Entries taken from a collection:
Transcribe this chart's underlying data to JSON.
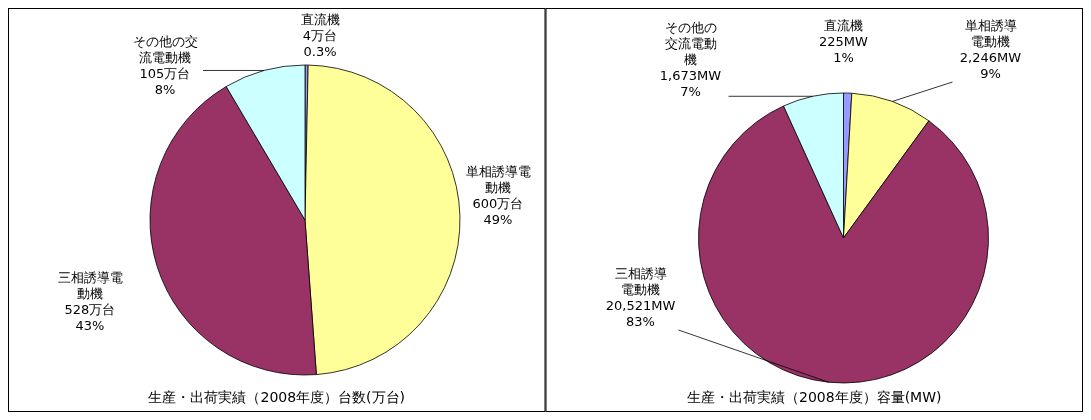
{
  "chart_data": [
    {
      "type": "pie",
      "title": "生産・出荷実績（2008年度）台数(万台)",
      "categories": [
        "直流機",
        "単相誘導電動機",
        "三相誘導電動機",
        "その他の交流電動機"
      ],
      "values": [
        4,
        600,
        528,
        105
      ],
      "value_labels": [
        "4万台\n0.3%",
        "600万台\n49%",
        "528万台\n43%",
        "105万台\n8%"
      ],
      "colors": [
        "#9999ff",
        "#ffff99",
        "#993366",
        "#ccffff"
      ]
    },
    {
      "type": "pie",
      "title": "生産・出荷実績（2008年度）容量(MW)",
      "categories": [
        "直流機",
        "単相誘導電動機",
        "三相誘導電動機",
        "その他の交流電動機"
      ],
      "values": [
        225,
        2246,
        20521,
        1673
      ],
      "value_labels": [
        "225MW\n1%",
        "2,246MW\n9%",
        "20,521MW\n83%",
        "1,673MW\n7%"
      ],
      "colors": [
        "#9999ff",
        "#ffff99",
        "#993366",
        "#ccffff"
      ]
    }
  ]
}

WORK TO DO
Reproduce all entries exactly. Pictures do not belong in the copy.

REPLY TO THE EXERCISE
Transcribe this chart's underlying data to JSON.
{
  "chart_data": [
    {
      "type": "pie",
      "title": "生産・出荷実績（2008年度）台数(万台)",
      "categories": [
        "直流機",
        "単相誘導電動機",
        "三相誘導電動機",
        "その他の交流電動機"
      ],
      "values": [
        4,
        600,
        528,
        105
      ],
      "value_labels": [
        "4万台\n0.3%",
        "600万台\n49%",
        "528万台\n43%",
        "105万台\n8%"
      ],
      "colors": [
        "#9999ff",
        "#ffff99",
        "#993366",
        "#ccffff"
      ]
    },
    {
      "type": "pie",
      "title": "生産・出荷実績（2008年度）容量(MW)",
      "categories": [
        "直流機",
        "単相誘導電動機",
        "三相誘導電動機",
        "その他の交流電動機"
      ],
      "values": [
        225,
        2246,
        20521,
        1673
      ],
      "value_labels": [
        "225MW\n1%",
        "2,246MW\n9%",
        "20,521MW\n83%",
        "1,673MW\n7%"
      ],
      "colors": [
        "#9999ff",
        "#ffff99",
        "#993366",
        "#ccffff"
      ]
    }
  ]
}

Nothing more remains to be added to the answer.